=== Exercise requirements ===
Reproduce the robot routing paper summary below in full, word for word.

=== Excerpt to read ===
__________

Risk-Aware Routing for a Robot in a Shared Dynamic Environment
Elena Stracca, Giorgio Grioli, Lucia Pallottino, Paolo Salaris
AI summary
Problem
Mobile robots navigating dynamic, human-shared spaces often experience performance delays due to uncertain human presence, but existing planners fail to optimally adapt routes based on real-time observations.
Approach
The problem is modeled as a stochastic shortest path with recourse and solved via a Markov Decision Process to compute an offline policy that accounts for human distribution probabilities and encounter severity, followed by an online adaptation mechanism to prevent routing loops.
Key results
- MDP policy explicitly integrates re-planning options, visibility, and encounter severity
- Generated routes outperform reactive and advanced state-of-the-art planners
- Low computational complexity enables scalability to large environments
- Online adaptation mechanism successfully prevents cyclic routing behaviors
Why it matters
Enables safer and more efficient deployment of autonomous mobile robots in dynamic human-robot shared spaces like warehouses and hospitals.
Abstract
This paper explores the challenge of optimal routing for a mobile robot navigating a dynamic and shared human environment. The primary goal is to minimize the risk of performance degradation during motion, such as delays in completing tasks due to the need for safe or acceptable human- robot encounters. The problem is formulated as a graph whose edge costs become progressively known only as the robot moves through the environment. We model this problem as a Markov Decision Process (MDP), enabling an offline evaluation of the expected cost of alternative routes based on statistical information about human spatial distributions and possible observations at each intersection. This compact state representation scales linearly with the number of intersections in the map. Since the memoryless property of the MDP may induce loops during online execution, we compute an offline policy and introduce an online policy adaptation mechanism to prevent cyclic behaviors. Exten- sive simulations across environments of different complexity, and using data collected from real-world experiments, demonstrate that our approach outperforms reactive and advanced state-of- the-art planners in terms of either performance or scalability.

__________

=== Provided information ===
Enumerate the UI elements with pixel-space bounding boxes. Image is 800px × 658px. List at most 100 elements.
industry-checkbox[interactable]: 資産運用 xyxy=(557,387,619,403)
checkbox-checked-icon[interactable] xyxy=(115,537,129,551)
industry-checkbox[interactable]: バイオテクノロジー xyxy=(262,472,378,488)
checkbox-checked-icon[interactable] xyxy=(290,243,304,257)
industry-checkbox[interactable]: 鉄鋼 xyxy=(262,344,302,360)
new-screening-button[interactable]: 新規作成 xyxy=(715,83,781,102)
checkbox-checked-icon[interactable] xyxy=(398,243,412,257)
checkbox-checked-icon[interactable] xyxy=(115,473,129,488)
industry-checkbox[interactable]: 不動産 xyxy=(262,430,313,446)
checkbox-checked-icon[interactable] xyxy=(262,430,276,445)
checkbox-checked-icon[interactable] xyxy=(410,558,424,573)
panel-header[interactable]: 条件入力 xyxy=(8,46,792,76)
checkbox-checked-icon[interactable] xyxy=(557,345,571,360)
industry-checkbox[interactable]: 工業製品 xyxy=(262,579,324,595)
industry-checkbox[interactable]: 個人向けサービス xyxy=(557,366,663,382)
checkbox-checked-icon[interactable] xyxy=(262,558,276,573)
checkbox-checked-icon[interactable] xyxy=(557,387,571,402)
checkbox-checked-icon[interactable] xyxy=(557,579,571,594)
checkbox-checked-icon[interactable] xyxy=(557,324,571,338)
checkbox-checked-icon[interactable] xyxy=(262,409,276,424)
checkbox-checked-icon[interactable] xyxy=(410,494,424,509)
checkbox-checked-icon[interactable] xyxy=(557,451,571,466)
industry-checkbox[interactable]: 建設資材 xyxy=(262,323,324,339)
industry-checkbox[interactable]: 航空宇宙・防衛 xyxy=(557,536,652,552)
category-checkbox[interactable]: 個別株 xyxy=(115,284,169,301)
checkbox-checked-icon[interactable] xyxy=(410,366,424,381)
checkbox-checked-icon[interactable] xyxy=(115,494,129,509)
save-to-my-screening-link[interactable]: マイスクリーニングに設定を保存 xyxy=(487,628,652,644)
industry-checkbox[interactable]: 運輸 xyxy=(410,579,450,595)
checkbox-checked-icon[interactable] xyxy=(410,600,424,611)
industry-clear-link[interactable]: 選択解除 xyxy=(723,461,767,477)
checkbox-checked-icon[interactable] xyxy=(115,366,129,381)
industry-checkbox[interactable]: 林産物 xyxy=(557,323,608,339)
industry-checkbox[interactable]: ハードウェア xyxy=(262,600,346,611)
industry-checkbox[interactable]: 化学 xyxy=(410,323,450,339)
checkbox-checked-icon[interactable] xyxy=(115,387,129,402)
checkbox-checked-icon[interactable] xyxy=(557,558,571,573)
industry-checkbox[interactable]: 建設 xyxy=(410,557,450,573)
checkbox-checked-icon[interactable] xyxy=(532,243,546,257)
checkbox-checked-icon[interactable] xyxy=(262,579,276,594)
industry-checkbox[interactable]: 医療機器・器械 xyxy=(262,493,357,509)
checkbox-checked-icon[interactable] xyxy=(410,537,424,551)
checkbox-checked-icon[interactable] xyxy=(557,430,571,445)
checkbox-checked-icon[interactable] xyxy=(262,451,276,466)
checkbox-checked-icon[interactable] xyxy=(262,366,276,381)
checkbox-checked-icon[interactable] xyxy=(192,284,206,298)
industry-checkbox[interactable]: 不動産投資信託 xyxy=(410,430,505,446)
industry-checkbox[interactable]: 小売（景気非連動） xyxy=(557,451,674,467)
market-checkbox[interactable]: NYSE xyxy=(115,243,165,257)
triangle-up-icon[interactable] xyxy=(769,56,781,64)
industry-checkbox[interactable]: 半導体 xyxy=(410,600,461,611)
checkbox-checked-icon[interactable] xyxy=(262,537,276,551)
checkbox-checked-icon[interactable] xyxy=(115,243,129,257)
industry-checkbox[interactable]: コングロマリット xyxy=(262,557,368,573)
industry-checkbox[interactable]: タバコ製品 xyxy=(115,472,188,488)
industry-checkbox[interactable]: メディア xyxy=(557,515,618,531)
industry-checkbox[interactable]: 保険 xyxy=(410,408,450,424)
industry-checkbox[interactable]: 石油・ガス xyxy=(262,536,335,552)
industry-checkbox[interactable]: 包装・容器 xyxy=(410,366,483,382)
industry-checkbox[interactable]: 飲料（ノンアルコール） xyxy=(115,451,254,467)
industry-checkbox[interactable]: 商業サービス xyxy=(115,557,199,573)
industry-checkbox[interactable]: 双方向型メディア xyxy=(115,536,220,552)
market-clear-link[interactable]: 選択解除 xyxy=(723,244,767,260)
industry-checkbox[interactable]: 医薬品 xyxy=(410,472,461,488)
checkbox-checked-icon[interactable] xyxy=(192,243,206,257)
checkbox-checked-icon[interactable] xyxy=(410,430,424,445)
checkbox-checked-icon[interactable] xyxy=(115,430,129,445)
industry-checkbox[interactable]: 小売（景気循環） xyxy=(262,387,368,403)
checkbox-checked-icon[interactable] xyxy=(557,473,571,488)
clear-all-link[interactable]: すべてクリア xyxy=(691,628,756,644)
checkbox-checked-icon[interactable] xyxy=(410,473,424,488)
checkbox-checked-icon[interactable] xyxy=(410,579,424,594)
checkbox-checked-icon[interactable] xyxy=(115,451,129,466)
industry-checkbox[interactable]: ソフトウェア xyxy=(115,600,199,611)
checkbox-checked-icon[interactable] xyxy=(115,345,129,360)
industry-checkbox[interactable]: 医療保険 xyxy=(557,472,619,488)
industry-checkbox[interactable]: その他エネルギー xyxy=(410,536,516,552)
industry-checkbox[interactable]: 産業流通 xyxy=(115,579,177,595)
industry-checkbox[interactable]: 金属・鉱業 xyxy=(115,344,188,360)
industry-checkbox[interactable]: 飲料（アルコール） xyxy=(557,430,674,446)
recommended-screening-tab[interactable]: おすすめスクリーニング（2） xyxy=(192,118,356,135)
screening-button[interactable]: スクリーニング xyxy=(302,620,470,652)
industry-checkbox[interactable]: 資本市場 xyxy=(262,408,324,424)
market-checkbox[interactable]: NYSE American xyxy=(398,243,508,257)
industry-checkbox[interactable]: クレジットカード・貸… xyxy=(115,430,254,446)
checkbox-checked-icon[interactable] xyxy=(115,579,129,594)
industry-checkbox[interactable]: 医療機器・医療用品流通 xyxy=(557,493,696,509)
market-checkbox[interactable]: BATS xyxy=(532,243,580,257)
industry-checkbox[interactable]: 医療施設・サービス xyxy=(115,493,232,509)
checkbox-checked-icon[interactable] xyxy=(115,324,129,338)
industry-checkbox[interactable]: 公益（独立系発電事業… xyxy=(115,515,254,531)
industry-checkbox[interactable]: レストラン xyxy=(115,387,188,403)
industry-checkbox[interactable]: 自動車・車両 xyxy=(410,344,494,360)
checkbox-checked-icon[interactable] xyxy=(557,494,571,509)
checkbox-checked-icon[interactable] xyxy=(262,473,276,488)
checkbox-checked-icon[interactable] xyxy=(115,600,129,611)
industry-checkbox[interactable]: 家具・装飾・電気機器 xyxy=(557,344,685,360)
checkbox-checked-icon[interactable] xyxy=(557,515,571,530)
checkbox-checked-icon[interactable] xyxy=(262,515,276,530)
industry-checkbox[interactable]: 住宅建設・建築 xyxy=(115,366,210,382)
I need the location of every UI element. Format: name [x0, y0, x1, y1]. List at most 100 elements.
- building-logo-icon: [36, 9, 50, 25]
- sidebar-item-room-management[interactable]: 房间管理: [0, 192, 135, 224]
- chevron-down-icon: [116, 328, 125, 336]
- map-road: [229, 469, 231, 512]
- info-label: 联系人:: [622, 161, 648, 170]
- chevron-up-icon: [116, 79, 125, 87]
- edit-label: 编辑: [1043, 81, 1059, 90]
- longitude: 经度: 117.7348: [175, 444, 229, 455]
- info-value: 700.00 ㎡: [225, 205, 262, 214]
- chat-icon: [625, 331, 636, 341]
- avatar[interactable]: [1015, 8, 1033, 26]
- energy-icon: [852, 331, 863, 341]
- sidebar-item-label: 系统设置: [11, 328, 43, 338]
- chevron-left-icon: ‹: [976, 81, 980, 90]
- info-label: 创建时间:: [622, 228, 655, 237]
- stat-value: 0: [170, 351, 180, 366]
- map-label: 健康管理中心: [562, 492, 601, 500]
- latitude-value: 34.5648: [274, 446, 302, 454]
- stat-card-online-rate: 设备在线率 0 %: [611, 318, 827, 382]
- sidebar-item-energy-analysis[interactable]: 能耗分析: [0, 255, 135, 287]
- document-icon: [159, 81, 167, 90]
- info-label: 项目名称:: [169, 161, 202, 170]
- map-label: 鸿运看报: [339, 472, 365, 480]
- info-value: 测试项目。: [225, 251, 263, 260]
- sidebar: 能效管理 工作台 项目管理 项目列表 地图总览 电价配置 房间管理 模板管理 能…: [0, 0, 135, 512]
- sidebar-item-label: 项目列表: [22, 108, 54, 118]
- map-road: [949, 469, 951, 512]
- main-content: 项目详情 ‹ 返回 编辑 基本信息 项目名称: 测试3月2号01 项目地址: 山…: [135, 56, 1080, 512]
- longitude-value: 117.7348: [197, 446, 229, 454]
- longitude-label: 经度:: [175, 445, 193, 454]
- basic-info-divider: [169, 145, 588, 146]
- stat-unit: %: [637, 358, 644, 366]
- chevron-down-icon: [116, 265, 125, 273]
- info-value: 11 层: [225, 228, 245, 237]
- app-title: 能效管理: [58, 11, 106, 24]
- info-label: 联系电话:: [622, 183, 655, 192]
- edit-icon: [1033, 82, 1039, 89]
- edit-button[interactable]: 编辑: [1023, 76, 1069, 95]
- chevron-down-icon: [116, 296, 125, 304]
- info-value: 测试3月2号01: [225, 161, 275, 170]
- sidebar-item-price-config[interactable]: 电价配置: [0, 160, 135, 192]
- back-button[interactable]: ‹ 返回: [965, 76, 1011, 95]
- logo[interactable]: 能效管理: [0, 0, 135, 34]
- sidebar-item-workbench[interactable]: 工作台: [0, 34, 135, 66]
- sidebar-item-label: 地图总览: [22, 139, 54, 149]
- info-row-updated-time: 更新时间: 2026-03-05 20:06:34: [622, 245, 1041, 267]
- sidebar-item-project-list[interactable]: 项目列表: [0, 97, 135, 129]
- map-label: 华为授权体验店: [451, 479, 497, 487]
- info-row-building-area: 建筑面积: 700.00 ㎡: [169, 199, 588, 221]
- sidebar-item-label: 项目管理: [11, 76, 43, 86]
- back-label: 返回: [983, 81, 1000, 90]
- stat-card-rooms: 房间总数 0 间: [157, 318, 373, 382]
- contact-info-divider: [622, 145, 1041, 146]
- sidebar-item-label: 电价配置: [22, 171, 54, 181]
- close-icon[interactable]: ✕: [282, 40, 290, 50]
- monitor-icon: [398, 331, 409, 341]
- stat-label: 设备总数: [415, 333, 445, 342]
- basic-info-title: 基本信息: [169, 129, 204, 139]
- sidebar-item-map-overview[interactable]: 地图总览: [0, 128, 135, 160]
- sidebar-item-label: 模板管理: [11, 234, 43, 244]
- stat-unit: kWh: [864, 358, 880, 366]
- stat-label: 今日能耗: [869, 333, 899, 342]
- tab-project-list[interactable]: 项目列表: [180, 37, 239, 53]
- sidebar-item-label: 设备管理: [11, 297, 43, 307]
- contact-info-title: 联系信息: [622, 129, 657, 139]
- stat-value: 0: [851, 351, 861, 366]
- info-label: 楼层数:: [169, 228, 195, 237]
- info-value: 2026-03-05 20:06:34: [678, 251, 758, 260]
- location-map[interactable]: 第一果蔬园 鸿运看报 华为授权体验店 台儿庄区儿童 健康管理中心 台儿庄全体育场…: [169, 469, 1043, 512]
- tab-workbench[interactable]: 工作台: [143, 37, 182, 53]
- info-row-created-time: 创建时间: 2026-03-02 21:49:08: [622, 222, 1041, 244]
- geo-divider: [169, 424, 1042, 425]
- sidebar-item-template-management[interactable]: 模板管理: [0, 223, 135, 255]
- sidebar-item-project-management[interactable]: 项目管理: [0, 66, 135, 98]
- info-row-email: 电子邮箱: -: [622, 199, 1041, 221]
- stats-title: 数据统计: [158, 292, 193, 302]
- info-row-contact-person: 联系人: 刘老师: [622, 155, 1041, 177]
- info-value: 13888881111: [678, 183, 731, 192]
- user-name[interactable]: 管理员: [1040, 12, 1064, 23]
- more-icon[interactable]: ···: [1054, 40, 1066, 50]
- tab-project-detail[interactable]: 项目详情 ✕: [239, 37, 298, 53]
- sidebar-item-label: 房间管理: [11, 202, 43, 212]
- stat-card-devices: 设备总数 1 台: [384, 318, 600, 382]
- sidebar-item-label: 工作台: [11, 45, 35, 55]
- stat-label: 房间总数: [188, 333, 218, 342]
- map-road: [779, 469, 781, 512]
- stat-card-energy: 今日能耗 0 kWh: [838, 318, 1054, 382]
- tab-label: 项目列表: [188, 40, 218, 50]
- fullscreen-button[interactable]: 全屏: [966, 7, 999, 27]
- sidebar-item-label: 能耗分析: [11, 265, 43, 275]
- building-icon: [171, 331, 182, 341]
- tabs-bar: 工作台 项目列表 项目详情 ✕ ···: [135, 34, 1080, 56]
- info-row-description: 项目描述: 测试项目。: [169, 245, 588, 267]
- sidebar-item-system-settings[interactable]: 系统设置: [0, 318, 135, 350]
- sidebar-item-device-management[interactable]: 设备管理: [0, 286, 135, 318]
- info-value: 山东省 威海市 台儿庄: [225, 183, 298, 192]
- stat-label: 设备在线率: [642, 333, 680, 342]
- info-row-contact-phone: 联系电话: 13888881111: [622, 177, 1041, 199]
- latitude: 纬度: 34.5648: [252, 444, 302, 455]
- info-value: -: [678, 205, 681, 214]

__________

=== Result ===
Risk-Aware Routing for a Robot in a Shared Dynamic Environment
Elena Stracca, Giorgio Grioli, Lucia Pallottino, Paolo Salaris
AI summary
Problem
Mobile robots navigating dynamic, human-shared spaces often experience performance delays due to uncertain human presence, but existing planners fail to optimally adapt routes based on real-time observations.
Approach
The problem is modeled as a stochastic shortest path with recourse and solved via a Markov Decision Process to compute an offline policy that accounts for human distribution probabilities and encounter severity, followed by an online adaptation mechanism to prevent routing loops.
Key results
- MDP policy explicitly integrates re-planning options, visibility, and encounter severity
- Generated routes outperform reactive and advanced state-of-the-art planners
- Low computational complexity enables scalability to large environments
- Online adaptation mechanism successfully prevents cyclic routing behaviors
Why it matters
Enables safer and more efficient deployment of autonomous mobile robots in dynamic human-robot shared spaces like warehouses and hospitals.
Abstract
This paper explores the challenge of optimal routing for a mobile robot navigating a dynamic and shared human environment. The primary goal is to minimize the risk of performance degradation during motion, such as delays in completing tasks due to the need for safe or acceptable human- robot encounters. The problem is formulated as a graph whose edge costs become progressively known only as the robot moves through the environment. We model this problem as a Markov Decision Process (MDP), enabling an offline evaluation of the expected cost of alternative routes based on statistical information about human spatial distributions and possible observations at each intersection. This compact state representation scales linearly with the number of intersections in the map. Since the memoryless property of the MDP may induce loops during online execution, we compute an offline policy and introduce an online policy adaptation mechanism to prevent cyclic behaviors. Exten- sive simulations across environments of different complexity, and using data collected from real-world experiments, demonstrate that our approach outperforms reactive and advanced state-of- the-art planners in terms of either performance or scalability.